◆ **Stated goal**:
Exactly as written, print each record in the listing.

◆ **Supplied material**:
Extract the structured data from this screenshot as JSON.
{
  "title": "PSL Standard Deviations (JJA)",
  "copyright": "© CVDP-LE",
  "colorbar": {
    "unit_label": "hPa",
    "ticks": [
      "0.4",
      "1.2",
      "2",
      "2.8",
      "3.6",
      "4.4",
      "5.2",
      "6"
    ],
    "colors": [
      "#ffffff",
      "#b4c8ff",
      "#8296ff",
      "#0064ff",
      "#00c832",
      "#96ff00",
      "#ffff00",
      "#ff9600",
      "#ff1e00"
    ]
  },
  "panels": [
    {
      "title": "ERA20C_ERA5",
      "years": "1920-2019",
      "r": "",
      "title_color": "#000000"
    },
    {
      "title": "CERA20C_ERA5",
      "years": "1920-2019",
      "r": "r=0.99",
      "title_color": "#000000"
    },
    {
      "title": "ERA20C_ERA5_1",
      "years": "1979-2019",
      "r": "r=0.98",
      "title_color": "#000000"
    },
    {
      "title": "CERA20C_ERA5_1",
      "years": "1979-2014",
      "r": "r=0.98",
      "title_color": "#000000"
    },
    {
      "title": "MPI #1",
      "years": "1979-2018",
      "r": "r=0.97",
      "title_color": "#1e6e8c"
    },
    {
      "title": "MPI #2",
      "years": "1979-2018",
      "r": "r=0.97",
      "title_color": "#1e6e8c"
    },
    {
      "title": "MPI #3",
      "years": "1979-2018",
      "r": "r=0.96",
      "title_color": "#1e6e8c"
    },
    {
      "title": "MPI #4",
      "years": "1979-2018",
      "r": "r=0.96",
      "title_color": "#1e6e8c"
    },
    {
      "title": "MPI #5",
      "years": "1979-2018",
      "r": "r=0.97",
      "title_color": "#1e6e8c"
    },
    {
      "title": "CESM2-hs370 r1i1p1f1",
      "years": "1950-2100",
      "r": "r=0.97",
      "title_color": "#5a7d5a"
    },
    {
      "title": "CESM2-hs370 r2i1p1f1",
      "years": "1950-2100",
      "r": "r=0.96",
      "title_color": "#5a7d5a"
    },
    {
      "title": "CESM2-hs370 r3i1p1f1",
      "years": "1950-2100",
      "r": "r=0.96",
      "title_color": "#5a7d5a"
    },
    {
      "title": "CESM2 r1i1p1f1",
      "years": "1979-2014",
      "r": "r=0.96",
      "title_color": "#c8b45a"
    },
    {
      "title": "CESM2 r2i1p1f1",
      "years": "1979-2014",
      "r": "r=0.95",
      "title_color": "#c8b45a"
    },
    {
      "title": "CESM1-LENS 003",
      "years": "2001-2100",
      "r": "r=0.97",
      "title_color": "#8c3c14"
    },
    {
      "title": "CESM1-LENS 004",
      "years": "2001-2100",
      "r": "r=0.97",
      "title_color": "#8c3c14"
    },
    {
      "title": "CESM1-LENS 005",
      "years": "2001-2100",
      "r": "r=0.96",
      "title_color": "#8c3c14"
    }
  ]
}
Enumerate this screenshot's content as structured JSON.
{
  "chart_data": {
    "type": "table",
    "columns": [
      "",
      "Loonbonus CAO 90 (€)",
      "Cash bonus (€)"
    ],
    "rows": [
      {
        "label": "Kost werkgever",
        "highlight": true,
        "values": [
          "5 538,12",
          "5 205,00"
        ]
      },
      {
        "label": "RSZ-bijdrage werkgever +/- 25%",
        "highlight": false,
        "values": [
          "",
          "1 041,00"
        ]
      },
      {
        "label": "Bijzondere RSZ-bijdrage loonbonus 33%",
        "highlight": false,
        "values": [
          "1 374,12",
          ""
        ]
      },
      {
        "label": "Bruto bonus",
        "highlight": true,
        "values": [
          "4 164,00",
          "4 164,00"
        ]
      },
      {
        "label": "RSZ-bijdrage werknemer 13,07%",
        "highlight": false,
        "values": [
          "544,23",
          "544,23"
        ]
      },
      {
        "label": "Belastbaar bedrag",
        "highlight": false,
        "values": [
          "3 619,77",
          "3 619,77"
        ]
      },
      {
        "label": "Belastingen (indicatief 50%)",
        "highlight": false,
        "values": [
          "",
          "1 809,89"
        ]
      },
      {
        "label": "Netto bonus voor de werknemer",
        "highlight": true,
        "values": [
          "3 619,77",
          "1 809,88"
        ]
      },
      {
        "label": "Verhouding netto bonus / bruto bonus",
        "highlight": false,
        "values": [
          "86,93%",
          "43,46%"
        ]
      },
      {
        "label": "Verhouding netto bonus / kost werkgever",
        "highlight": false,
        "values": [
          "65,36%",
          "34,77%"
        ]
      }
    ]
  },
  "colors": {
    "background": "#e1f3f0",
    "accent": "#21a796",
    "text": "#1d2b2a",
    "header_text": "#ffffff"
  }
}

◆ **Result of this exercise**:
Extract the structured data from this screenshot as JSON.
{
  "title": "PSL Standard Deviations (JJA)",
  "copyright": "© CVDP-LE",
  "colorbar": {
    "unit_label": "hPa",
    "ticks": [
      "0.4",
      "1.2",
      "2",
      "2.8",
      "3.6",
      "4.4",
      "5.2",
      "6"
    ],
    "colors": [
      "#ffffff",
      "#b4c8ff",
      "#8296ff",
      "#0064ff",
      "#00c832",
      "#96ff00",
      "#ffff00",
      "#ff9600",
      "#ff1e00"
    ]
  },
  "panels": [
    {
      "title": "ERA20C_ERA5",
      "years": "1920-2019",
      "r": "",
      "title_color": "#000000"
    },
    {
      "title": "CERA20C_ERA5",
      "years": "1920-2019",
      "r": "r=0.99",
      "title_color": "#000000"
    },
    {
      "title": "ERA20C_ERA5_1",
      "years": "1979-2019",
      "r": "r=0.98",
      "title_color": "#000000"
    },
    {
      "title": "CERA20C_ERA5_1",
      "years": "1979-2014",
      "r": "r=0.98",
      "title_color": "#000000"
    },
    {
      "title": "MPI #1",
      "years": "1979-2018",
      "r": "r=0.97",
      "title_color": "#1e6e8c"
    },
    {
      "title": "MPI #2",
      "years": "1979-2018",
      "r": "r=0.97",
      "title_color": "#1e6e8c"
    },
    {
      "title": "MPI #3",
      "years": "1979-2018",
      "r": "r=0.96",
      "title_color": "#1e6e8c"
    },
    {
      "title": "MPI #4",
      "years": "1979-2018",
      "r": "r=0.96",
      "title_color": "#1e6e8c"
    },
    {
      "title": "MPI #5",
      "years": "1979-2018",
      "r": "r=0.97",
      "title_color": "#1e6e8c"
    },
    {
      "title": "CESM2-hs370 r1i1p1f1",
      "years": "1950-2100",
      "r": "r=0.97",
      "title_color": "#5a7d5a"
    },
    {
      "title": "CESM2-hs370 r2i1p1f1",
      "years": "1950-2100",
      "r": "r=0.96",
      "title_color": "#5a7d5a"
    },
    {
      "title": "CESM2-hs370 r3i1p1f1",
      "years": "1950-2100",
      "r": "r=0.96",
      "title_color": "#5a7d5a"
    },
    {
      "title": "CESM2 r1i1p1f1",
      "years": "1979-2014",
      "r": "r=0.96",
      "title_color": "#c8b45a"
    },
    {
      "title": "CESM2 r2i1p1f1",
      "years": "1979-2014",
      "r": "r=0.95",
      "title_color": "#c8b45a"
    },
    {
      "title": "CESM1-LENS 003",
      "years": "2001-2100",
      "r": "r=0.97",
      "title_color": "#8c3c14"
    },
    {
      "title": "CESM1-LENS 004",
      "years": "2001-2100",
      "r": "r=0.97",
      "title_color": "#8c3c14"
    },
    {
      "title": "CESM1-LENS 005",
      "years": "2001-2100",
      "r": "r=0.96",
      "title_color": "#8c3c14"
    }
  ]
}
Enumerate this screenshot's content as structured JSON.
{
  "chart_data": {
    "type": "table",
    "columns": [
      "",
      "Loonbonus CAO 90 (€)",
      "Cash bonus (€)"
    ],
    "rows": [
      {
        "label": "Kost werkgever",
        "highlight": true,
        "values": [
          "5 538,12",
          "5 205,00"
        ]
      },
      {
        "label": "RSZ-bijdrage werkgever +/- 25%",
        "highlight": false,
        "values": [
          "",
          "1 041,00"
        ]
      },
      {
        "label": "Bijzondere RSZ-bijdrage loonbonus 33%",
        "highlight": false,
        "values": [
          "1 374,12",
          ""
        ]
      },
      {
        "label": "Bruto bonus",
        "highlight": true,
        "values": [
          "4 164,00",
          "4 164,00"
        ]
      },
      {
        "label": "RSZ-bijdrage werknemer 13,07%",
        "highlight": false,
        "values": [
          "544,23",
          "544,23"
        ]
      },
      {
        "label": "Belastbaar bedrag",
        "highlight": false,
        "values": [
          "3 619,77",
          "3 619,77"
        ]
      },
      {
        "label": "Belastingen (indicatief 50%)",
        "highlight": false,
        "values": [
          "",
          "1 809,89"
        ]
      },
      {
        "label": "Netto bonus voor de werknemer",
        "highlight": true,
        "values": [
          "3 619,77",
          "1 809,88"
        ]
      },
      {
        "label": "Verhouding netto bonus / bruto bonus",
        "highlight": false,
        "values": [
          "86,93%",
          "43,46%"
        ]
      },
      {
        "label": "Verhouding netto bonus / kost werkgever",
        "highlight": false,
        "values": [
          "65,36%",
          "34,77%"
        ]
      }
    ]
  },
  "colors": {
    "background": "#e1f3f0",
    "accent": "#21a796",
    "text": "#1d2b2a",
    "header_text": "#ffffff"
  }
}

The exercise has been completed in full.